**PROBLEMS AND TASKS**:
1 – In the passage on oil production, write out the stretch from "I don’t know" through "to the market.".
2 – Answer these questions using the passage on oil production:
(a) What daily production mark would the writer call a good start?
(b) How large are the reserves said to be?
(c) How does the writer define reserves?

**TEXT**:
I think companies will eventually get back in the region after some tip toeing around.

I don’t know who has been to the sites to really say exactly what the issues are or if the heads of the industry are just speculating on how the equipment is really functioning and to what degree of degradation the sites are really in.

There’s not a lot of info on who has actually stepped foot into the area to get a first hand look at what needs what.

If a production mark of say 1.5M barrels a day can be achieved (I think they can produce 800k now) that would be a good start.

Their reserves are supposed to be over 300B barrels (reserves are what they actually know is available with some pretty good certainty) so the oil is there, it’s just a matter of getting it out and to the market.

**RECORD EXCERPTS**:
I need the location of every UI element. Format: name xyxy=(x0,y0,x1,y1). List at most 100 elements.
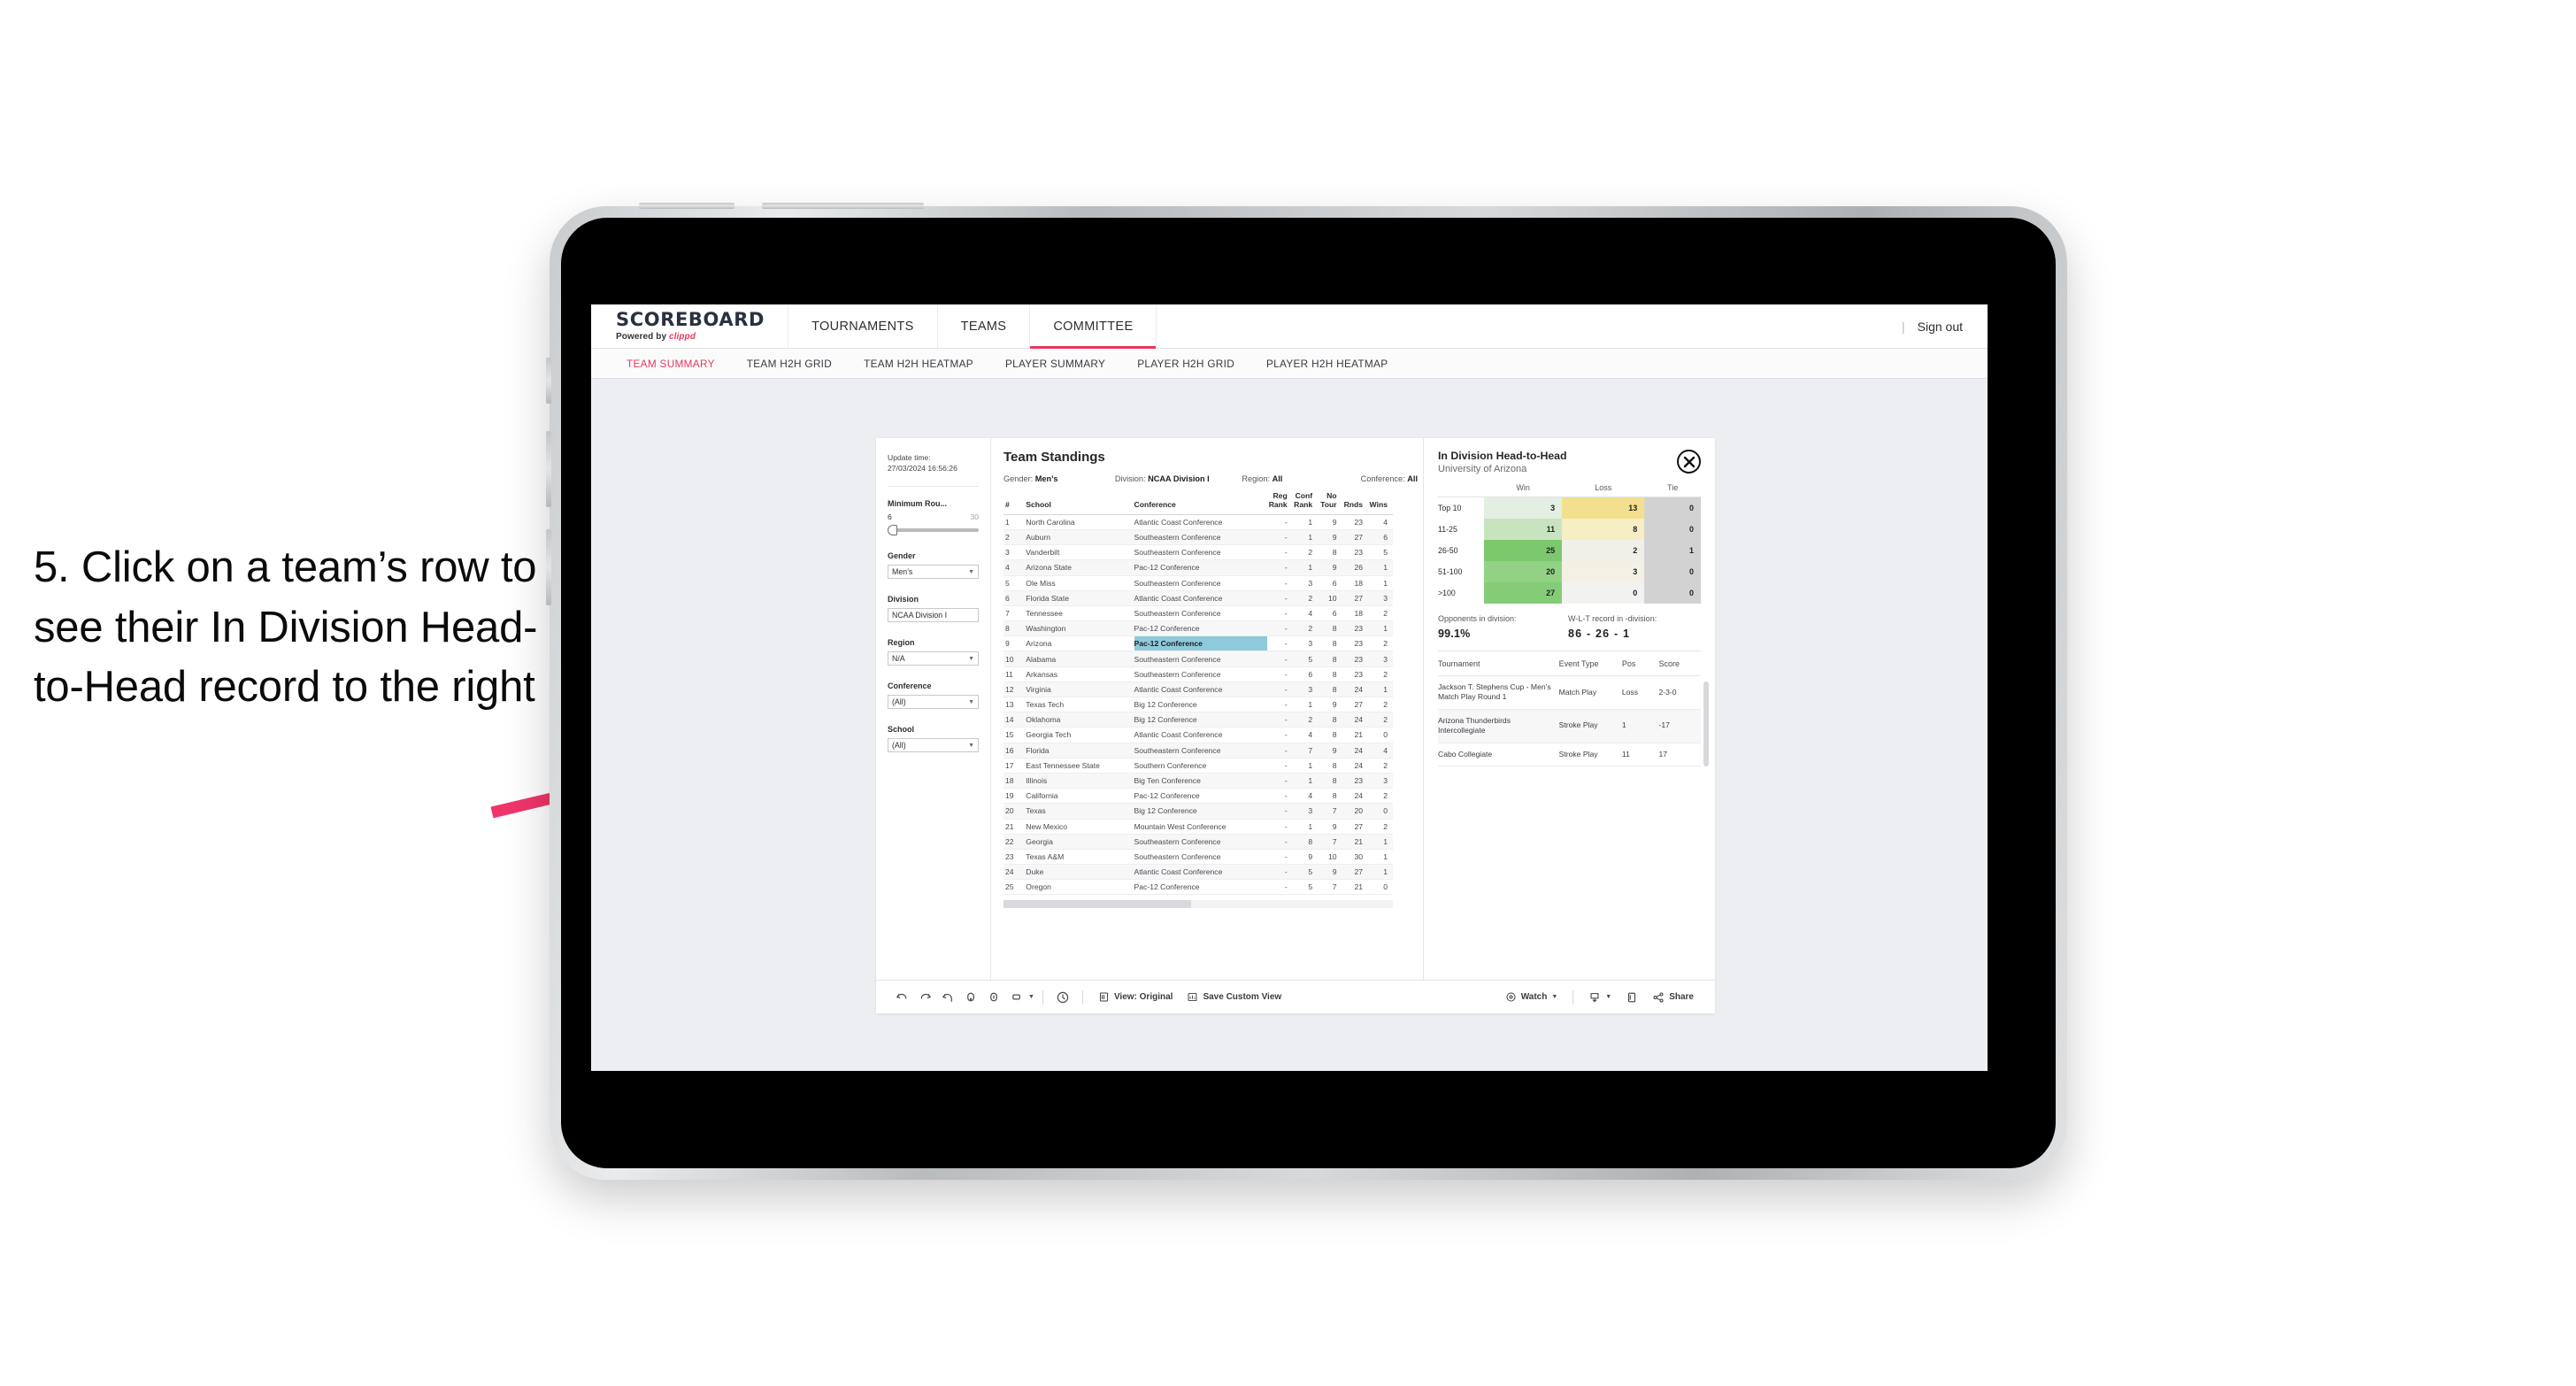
table-row[interactable]: 1 North Carolina Atlantic Coast Conference… xyxy=(1003,514,1393,530)
watch-button[interactable]: Watch ▼ xyxy=(1498,991,1565,1003)
h2h-cell-loss[interactable]: 8 xyxy=(1562,518,1645,540)
cell-no-tour: 9 xyxy=(1318,743,1342,758)
tab-team-h2h-heatmap[interactable]: TEAM H2H HEATMAP xyxy=(848,358,989,370)
h2h-cell-loss[interactable]: 13 xyxy=(1562,497,1645,519)
h2h-cell-win[interactable]: 25 xyxy=(1484,539,1563,561)
table-row[interactable]: 9 Arizona Pac-12 Conference -3 8 23 2 xyxy=(1003,635,1393,652)
table-row[interactable]: 6 Florida State Atlantic Coast Conference -… xyxy=(1003,590,1393,606)
h2h-cell-tie[interactable]: 0 xyxy=(1644,518,1701,540)
table-row[interactable]: 11 Arkansas Southeastern Conference -6 8 23 2 xyxy=(1003,666,1393,682)
cell-no-tour: 9 xyxy=(1318,514,1342,530)
alerts-icon[interactable] xyxy=(1051,986,1074,1009)
brand-logo[interactable]: SCOREBOARD Powered by clippd xyxy=(591,304,789,348)
chevron-down-icon[interactable]: ▼ xyxy=(1551,994,1557,1000)
col-no-tour[interactable]: No Tour xyxy=(1318,491,1342,515)
table-row[interactable]: 3 Vanderbilt Southeastern Conference -2 8 23 5 xyxy=(1003,544,1393,561)
list-item[interactable]: Jackson T. Stephens Cup - Men’s Match Pl… xyxy=(1438,675,1701,710)
revert-icon[interactable] xyxy=(936,986,959,1009)
view-original-button[interactable]: View: Original xyxy=(1091,991,1180,1003)
table-row[interactable]: 23 Texas A&M Southeastern Conference -9 10 30… xyxy=(1003,849,1393,866)
table-row[interactable]: 17 East Tennessee State Southern Conferenc… xyxy=(1003,758,1393,774)
tab-player-summary[interactable]: PLAYER SUMMARY xyxy=(989,358,1121,370)
list-item[interactable]: Cabo Collegiate Stroke Play 11 17 xyxy=(1438,743,1701,766)
h2h-cell-loss[interactable]: 3 xyxy=(1562,560,1645,582)
tab-player-h2h-grid[interactable]: PLAYER H2H GRID xyxy=(1121,358,1250,370)
col-conf-rank[interactable]: Conf Rank xyxy=(1292,491,1319,515)
minimum-rounds-slider[interactable] xyxy=(888,525,979,536)
nav-tournaments[interactable]: TOURNAMENTS xyxy=(788,304,938,348)
nav-teams[interactable]: TEAMS xyxy=(938,304,1031,348)
gender-filter-select[interactable]: Men’s ▼ xyxy=(888,565,979,580)
table-row[interactable]: 4 Arizona State Pac-12 Conference -1 9 26 1 xyxy=(1003,559,1393,576)
sign-out-link[interactable]: Sign out xyxy=(1918,320,1963,334)
h2h-cell-win[interactable]: 3 xyxy=(1484,497,1563,519)
scrollbar-thumb[interactable] xyxy=(1003,900,1191,909)
chevron-down-icon[interactable]: ▼ xyxy=(1605,994,1611,1000)
h2h-cell-tie[interactable]: 0 xyxy=(1644,497,1701,519)
table-row[interactable]: 20 Texas Big 12 Conference -3 7 20 0 xyxy=(1003,803,1393,820)
gender-filter-label: Gender xyxy=(888,551,916,561)
chevron-down-icon[interactable]: ▼ xyxy=(1028,994,1034,1000)
table-row[interactable]: 12 Virginia Atlantic Coast Conference -3 8 24… xyxy=(1003,681,1393,698)
refresh-icon[interactable] xyxy=(959,986,982,1009)
region-filter-select[interactable]: N/A ▼ xyxy=(888,651,979,666)
table-row[interactable]: 14 Oklahoma Big 12 Conference -2 8 24 2 xyxy=(1003,712,1393,728)
h2h-cell-loss[interactable]: 2 xyxy=(1562,539,1645,561)
cell-event-type: Stroke Play xyxy=(1558,743,1622,766)
close-icon[interactable] xyxy=(1677,450,1701,474)
table-row[interactable]: 16 Florida Southeastern Conference -7 9 24 4 xyxy=(1003,743,1393,758)
table-row[interactable]: 10 Alabama Southeastern Conference -5 8 23 3 xyxy=(1003,651,1393,667)
h2h-cell-win[interactable]: 11 xyxy=(1484,518,1563,540)
fullscreen-icon xyxy=(1628,992,1636,1002)
table-row[interactable]: 21 New Mexico Mountain West Conference -1 9 2… xyxy=(1003,819,1393,835)
cell-reg-rank: - xyxy=(1267,864,1293,881)
tab-player-h2h-heatmap[interactable]: PLAYER H2H HEATMAP xyxy=(1250,358,1403,370)
col-reg-rank[interactable]: Reg Rank xyxy=(1267,491,1293,515)
nav-committee[interactable]: COMMITTEE xyxy=(1030,304,1157,349)
h2h-cell-tie[interactable]: 0 xyxy=(1644,560,1701,582)
standings-horizontal-scrollbar[interactable] xyxy=(1003,900,1393,909)
col-wins[interactable]: Wins xyxy=(1368,492,1393,515)
cell-conf-rank: 6 xyxy=(1292,666,1319,682)
school-filter-select[interactable]: (All) ▼ xyxy=(888,738,979,753)
fullscreen-button[interactable] xyxy=(1619,991,1645,1004)
division-filter-select[interactable]: NCAA Division I xyxy=(888,608,979,623)
h2h-cell-tie[interactable]: 1 xyxy=(1644,539,1701,561)
h2h-cell-win[interactable]: 20 xyxy=(1484,560,1563,582)
save-custom-view-button[interactable]: Save Custom View xyxy=(1180,991,1288,1003)
device-button-left-2 xyxy=(546,431,551,507)
undo-icon[interactable] xyxy=(890,986,913,1009)
table-row[interactable]: 15 Georgia Tech Atlantic Coast Conference -… xyxy=(1003,727,1393,743)
slider-handle[interactable] xyxy=(888,525,897,536)
h2h-cell-tie[interactable]: 0 xyxy=(1644,581,1701,604)
conference-filter-select[interactable]: (All) ▼ xyxy=(888,695,979,710)
table-row[interactable]: 25 Oregon Pac-12 Conference -5 7 21 0 xyxy=(1003,879,1393,896)
device-layout-icon[interactable] xyxy=(1005,986,1028,1009)
list-item[interactable]: Arizona Thunderbirds Intercollegiate Stro… xyxy=(1438,709,1701,743)
table-row[interactable]: 13 Texas Tech Big 12 Conference -1 9 27 2 xyxy=(1003,697,1393,713)
cell-rank: 24 xyxy=(1003,864,1027,881)
filter-minimum-rounds: Minimum Rou... 6 30 xyxy=(888,499,979,536)
tab-team-summary[interactable]: TEAM SUMMARY xyxy=(611,358,731,370)
col-conference[interactable]: Conference xyxy=(1134,492,1268,515)
download-button[interactable]: ▼ xyxy=(1581,991,1619,1004)
h2h-cell-loss[interactable]: 0 xyxy=(1562,581,1645,604)
pause-icon[interactable] xyxy=(982,986,1005,1009)
table-row[interactable]: 22 Georgia Southeastern Conference -8 7 21 1 xyxy=(1003,834,1393,850)
table-row[interactable]: 5 Ole Miss Southeastern Conference -3 6 18 1 xyxy=(1003,575,1393,591)
table-row[interactable]: 2 Auburn Southeastern Conference -1 9 27 6 xyxy=(1003,529,1393,546)
table-row[interactable]: 7 Tennessee Southeastern Conference -4 6 18 2 xyxy=(1003,605,1393,622)
h2h-header-row: Win Loss Tie xyxy=(1438,483,1701,498)
tab-team-h2h-grid[interactable]: TEAM H2H GRID xyxy=(731,358,848,370)
h2h-cell-win[interactable]: 27 xyxy=(1484,581,1563,604)
tournaments-vertical-scrollbar[interactable] xyxy=(1703,681,1709,766)
table-row[interactable]: 18 Illinois Big Ten Conference -1 8 23 3 xyxy=(1003,773,1393,789)
table-row[interactable]: 19 California Pac-12 Conference -4 8 24 2 xyxy=(1003,788,1393,805)
table-row[interactable]: 8 Washington Pac-12 Conference -2 8 23 1 xyxy=(1003,620,1393,637)
col-rank[interactable]: # xyxy=(1003,492,1027,515)
col-rnds[interactable]: Rnds xyxy=(1342,492,1369,515)
col-school[interactable]: School xyxy=(1026,492,1134,515)
redo-icon[interactable] xyxy=(913,986,936,1009)
share-button[interactable]: Share xyxy=(1645,991,1701,1004)
table-row[interactable]: 24 Duke Atlantic Coast Conference -5 9 27 1 xyxy=(1003,864,1393,881)
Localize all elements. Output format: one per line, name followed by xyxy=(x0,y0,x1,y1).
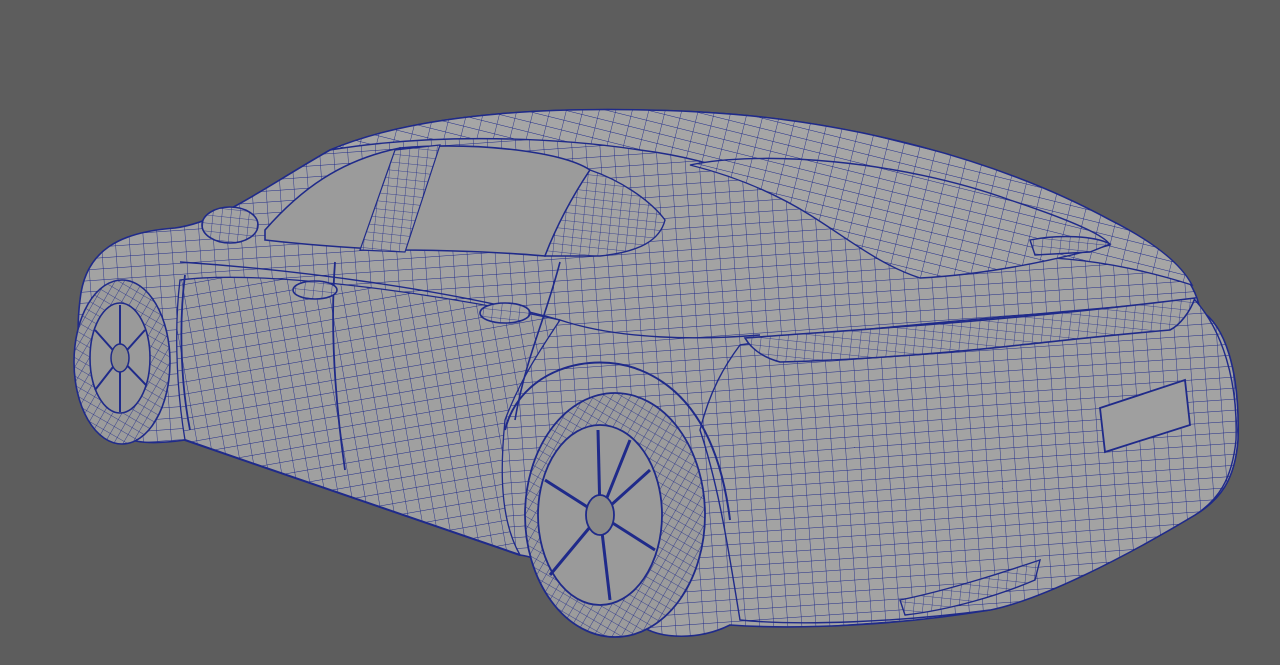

**CORRECT ANSWERS**:
1 –
I don’t know who has been to the sites to really say exactly what the issues are or if the heads of the industry are just speculating on how the equipment is really functioning and to what degree of degradation the sites are really in.

There’s not a lot of info on who has actually stepped foot into the area to get a first hand look at what needs what.

If a production mark of say 1.5M barrels a day can be achieved (I think they can produce 800k now) that would be a good start.

Their reserves are supposed to be over 300B barrels (reserves are what they actually know is available with some pretty good certainty) so the oil is there, it’s just a matter of getting it out and to the market.

2 –
(a) 1.5M barrels a day.
(b) Over 300B barrels.
(c) Reserves are what they actually know is available with some pretty good certainty.